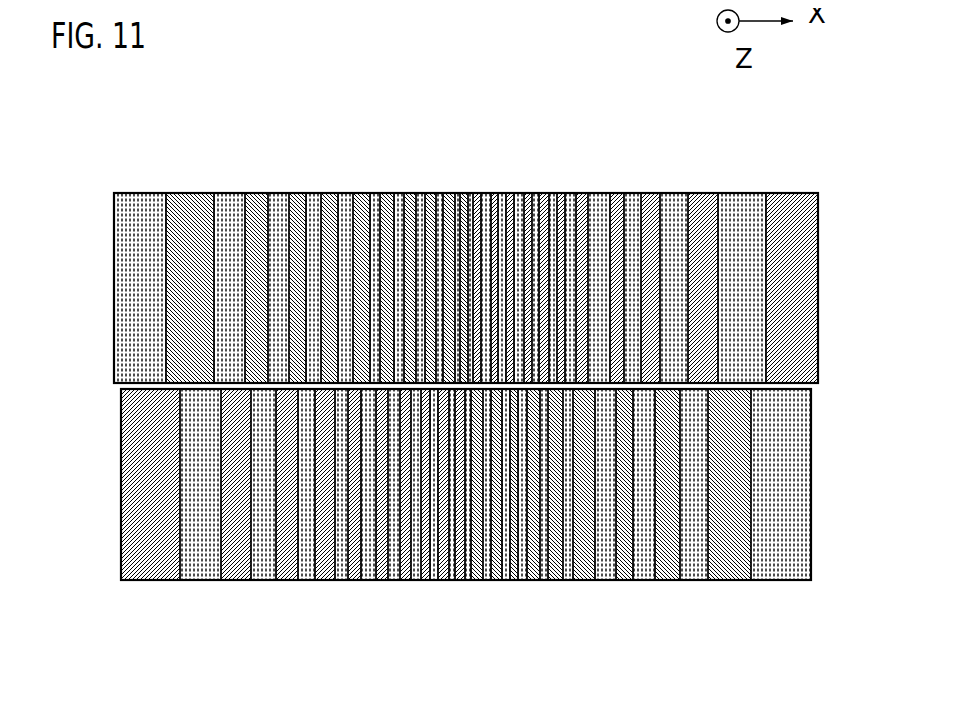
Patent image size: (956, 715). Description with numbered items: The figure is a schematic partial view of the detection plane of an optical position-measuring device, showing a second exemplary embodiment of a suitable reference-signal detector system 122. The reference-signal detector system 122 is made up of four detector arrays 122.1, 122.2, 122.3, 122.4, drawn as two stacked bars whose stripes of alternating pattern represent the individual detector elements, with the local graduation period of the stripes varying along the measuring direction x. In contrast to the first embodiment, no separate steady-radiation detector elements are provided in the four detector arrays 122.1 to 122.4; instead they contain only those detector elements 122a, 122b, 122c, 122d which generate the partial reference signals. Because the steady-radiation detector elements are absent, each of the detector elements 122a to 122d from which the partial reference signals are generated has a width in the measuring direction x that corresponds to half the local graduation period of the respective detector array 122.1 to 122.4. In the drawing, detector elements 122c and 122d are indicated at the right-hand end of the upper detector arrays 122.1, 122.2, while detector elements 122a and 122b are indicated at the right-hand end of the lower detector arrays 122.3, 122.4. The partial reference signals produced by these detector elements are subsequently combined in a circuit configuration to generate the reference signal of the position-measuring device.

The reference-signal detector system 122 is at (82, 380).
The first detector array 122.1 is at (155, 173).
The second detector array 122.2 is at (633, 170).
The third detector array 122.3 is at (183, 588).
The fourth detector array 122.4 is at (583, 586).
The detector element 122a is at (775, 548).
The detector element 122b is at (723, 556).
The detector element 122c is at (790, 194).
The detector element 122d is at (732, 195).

--

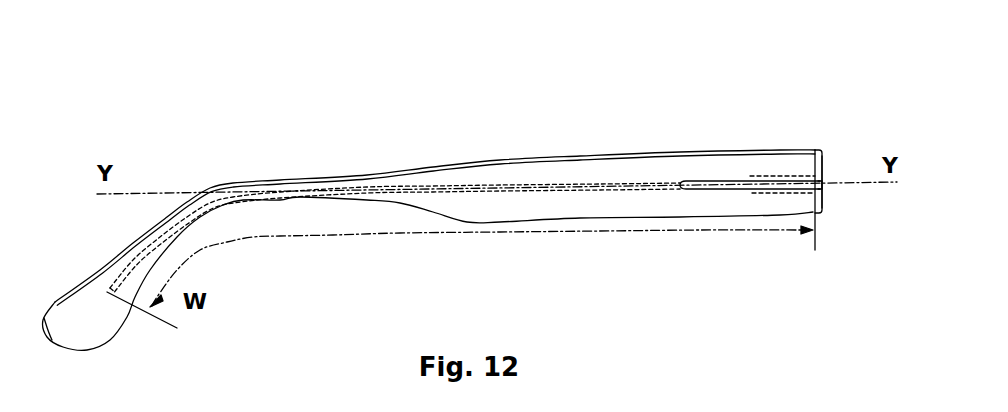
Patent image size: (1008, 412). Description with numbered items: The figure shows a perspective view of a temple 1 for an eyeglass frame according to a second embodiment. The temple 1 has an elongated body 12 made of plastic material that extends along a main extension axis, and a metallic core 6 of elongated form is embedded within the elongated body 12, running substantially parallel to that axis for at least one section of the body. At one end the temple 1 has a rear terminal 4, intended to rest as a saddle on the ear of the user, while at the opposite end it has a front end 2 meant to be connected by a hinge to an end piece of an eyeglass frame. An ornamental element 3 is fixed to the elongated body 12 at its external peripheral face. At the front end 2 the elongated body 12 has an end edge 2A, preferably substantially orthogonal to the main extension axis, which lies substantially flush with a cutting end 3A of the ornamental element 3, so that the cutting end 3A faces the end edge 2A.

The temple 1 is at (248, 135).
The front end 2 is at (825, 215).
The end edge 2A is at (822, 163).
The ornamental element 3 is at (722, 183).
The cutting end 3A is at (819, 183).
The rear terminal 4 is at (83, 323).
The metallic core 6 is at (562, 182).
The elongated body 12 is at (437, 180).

**Exercise prompt**
Convert the lines from the one containing "Patent image size: (1008, 412)." through the one containing "The elongated body 12 is at (437, 180)." into a numbered list, omitting any blank lines.

**Answer below**
1. Patent image size: (1008, 412). Description with numbered items: The figure shows a perspective view of a temple 1 for an eyeglass frame according to a second embodiment. The temple 1 has an elongated body 12 made of plastic material that extends along a main extension axis, and a metallic core 6 of elongated form is embedded within the elongated body 12, running substantially parallel to that axis for at least one section of the body. At one end the temple 1 has a rear terminal 4, intended to rest as a saddle on the ear of the user, while at the opposite end it has a front end 2 meant to be connected by a hinge to an end piece of an eyeglass frame. An ornamental element 3 is fixed to the elongated body 12 at its external peripheral face. At the front end 2 the elongated body 12 has an end edge 2A, preferably substantially orthogonal to the main extension axis, which lies substantially flush with a cutting end 3A of the ornamental element 3, so that the cutting end 3A faces the end edge 2A.
2. The temple 1 is at (248, 135).
3. The front end 2 is at (825, 215).
4. The end edge 2A is at (822, 163).
5. The ornamental element 3 is at (722, 183).
6. The cutting end 3A is at (819, 183).
7. The rear terminal 4 is at (83, 323).
8. The metallic core 6 is at (562, 182).
9. The elongated body 12 is at (437, 180).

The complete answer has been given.